======== DATA PROVIDED ========

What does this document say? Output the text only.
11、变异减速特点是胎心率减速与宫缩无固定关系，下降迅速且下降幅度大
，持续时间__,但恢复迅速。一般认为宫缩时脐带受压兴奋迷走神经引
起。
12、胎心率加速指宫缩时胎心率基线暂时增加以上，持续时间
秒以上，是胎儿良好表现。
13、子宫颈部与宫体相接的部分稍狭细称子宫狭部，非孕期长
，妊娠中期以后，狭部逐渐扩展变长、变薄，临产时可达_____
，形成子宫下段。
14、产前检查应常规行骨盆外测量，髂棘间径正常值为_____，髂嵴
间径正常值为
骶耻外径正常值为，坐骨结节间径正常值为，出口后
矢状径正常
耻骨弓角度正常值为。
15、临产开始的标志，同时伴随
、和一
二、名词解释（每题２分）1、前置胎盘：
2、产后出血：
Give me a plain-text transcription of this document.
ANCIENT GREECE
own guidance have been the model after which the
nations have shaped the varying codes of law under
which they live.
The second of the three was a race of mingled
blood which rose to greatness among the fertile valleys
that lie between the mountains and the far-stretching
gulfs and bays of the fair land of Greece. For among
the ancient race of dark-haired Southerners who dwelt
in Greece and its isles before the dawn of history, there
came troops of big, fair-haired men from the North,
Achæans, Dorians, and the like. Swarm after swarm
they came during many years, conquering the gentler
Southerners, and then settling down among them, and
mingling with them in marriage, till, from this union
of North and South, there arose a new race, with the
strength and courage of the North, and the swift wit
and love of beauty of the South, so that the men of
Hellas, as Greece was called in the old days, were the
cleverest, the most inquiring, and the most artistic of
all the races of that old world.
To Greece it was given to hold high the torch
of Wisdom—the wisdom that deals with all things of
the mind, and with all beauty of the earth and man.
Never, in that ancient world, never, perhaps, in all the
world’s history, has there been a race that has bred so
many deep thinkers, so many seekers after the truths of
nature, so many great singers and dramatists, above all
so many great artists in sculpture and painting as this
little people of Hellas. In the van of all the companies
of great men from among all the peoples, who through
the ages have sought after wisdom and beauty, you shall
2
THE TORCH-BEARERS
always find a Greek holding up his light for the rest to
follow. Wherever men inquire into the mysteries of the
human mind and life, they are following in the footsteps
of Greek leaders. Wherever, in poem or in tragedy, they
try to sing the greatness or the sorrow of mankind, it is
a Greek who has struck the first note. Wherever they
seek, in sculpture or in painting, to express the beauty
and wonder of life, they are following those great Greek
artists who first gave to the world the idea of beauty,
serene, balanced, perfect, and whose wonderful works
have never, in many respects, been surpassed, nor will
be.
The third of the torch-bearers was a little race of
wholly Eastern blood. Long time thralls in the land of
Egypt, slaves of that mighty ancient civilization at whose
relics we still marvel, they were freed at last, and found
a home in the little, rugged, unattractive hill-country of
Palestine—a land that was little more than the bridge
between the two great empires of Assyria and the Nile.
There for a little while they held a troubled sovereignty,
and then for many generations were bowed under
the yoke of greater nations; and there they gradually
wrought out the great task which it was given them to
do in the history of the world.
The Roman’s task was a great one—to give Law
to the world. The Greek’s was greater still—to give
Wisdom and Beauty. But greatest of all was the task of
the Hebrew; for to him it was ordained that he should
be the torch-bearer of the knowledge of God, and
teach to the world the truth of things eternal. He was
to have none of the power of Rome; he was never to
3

========

Retype all of the data shown above, word for word.

> _RESPONSE FOR THIS EXERCISE_:
What does this document say? Output the text only.
11、变异减速特点是胎心率减速与宫缩无固定关系，下降迅速且下降幅度大
，持续时间__,但恢复迅速。一般认为宫缩时脐带受压兴奋迷走神经引
起。
12、胎心率加速指宫缩时胎心率基线暂时增加以上，持续时间
秒以上，是胎儿良好表现。
13、子宫颈部与宫体相接的部分稍狭细称子宫狭部，非孕期长
，妊娠中期以后，狭部逐渐扩展变长、变薄，临产时可达_____
，形成子宫下段。
14、产前检查应常规行骨盆外测量，髂棘间径正常值为_____，髂嵴
间径正常值为
骶耻外径正常值为，坐骨结节间径正常值为，出口后
矢状径正常
耻骨弓角度正常值为。
15、临产开始的标志，同时伴随
、和一
二、名词解释（每题２分）1、前置胎盘：
2、产后出血：
Give me a plain-text transcription of this document.
ANCIENT GREECE
own guidance have been the model after which the
nations have shaped the varying codes of law under
which they live.
The second of the three was a race of mingled
blood which rose to greatness among the fertile valleys
that lie between the mountains and the far-stretching
gulfs and bays of the fair land of Greece. For among
the ancient race of dark-haired Southerners who dwelt
in Greece and its isles before the dawn of history, there
came troops of big, fair-haired men from the North,
Achæans, Dorians, and the like. Swarm after swarm
they came during many years, conquering the gentler
Southerners, and then settling down among them, and
mingling with them in marriage, till, from this union
of North and South, there arose a new race, with the
strength and courage of the North, and the swift wit
and love of beauty of the South, so that the men of
Hellas, as Greece was called in the old days, were the
cleverest, the most inquiring, and the most artistic of
all the races of that old world.
To Greece it was given to hold high the torch
of Wisdom—the wisdom that deals with all things of
the mind, and with all beauty of the earth and man.
Never, in that ancient world, never, perhaps, in all the
world’s history, has there been a race that has bred so
many deep thinkers, so many seekers after the truths of
nature, so many great singers and dramatists, above all
so many great artists in sculpture and painting as this
little people of Hellas. In the van of all the companies
of great men from among all the peoples, who through
the ages have sought after wisdom and beauty, you shall
2
THE TORCH-BEARERS
always find a Greek holding up his light for the rest to
follow. Wherever men inquire into the mysteries of the
human mind and life, they are following in the footsteps
of Greek leaders. Wherever, in poem or in tragedy, they
try to sing the greatness or the sorrow of mankind, it is
a Greek who has struck the first note. Wherever they
seek, in sculpture or in painting, to express the beauty
and wonder of life, they are following those great Greek
artists who first gave to the world the idea of beauty,
serene, balanced, perfect, and whose wonderful works
have never, in many respects, been surpassed, nor will
be.
The third of the torch-bearers was a little race of
wholly Eastern blood. Long time thralls in the land of
Egypt, slaves of that mighty ancient civilization at whose
relics we still marvel, they were freed at last, and found
a home in the little, rugged, unattractive hill-country of
Palestine—a land that was little more than the bridge
between the two great empires of Assyria and the Nile.
There for a little while they held a troubled sovereignty,
and then for many generations were bowed under
the yoke of greater nations; and there they gradually
wrought out the great task which it was given them to
do in the history of the world.
The Roman’s task was a great one—to give Law
to the world. The Greek’s was greater still—to give
Wisdom and Beauty. But greatest of all was the task of
the Hebrew; for to him it was ordained that he should
be the torch-bearer of the knowledge of God, and
teach to the world the truth of things eternal. He was
to have none of the power of Rome; he was never to
3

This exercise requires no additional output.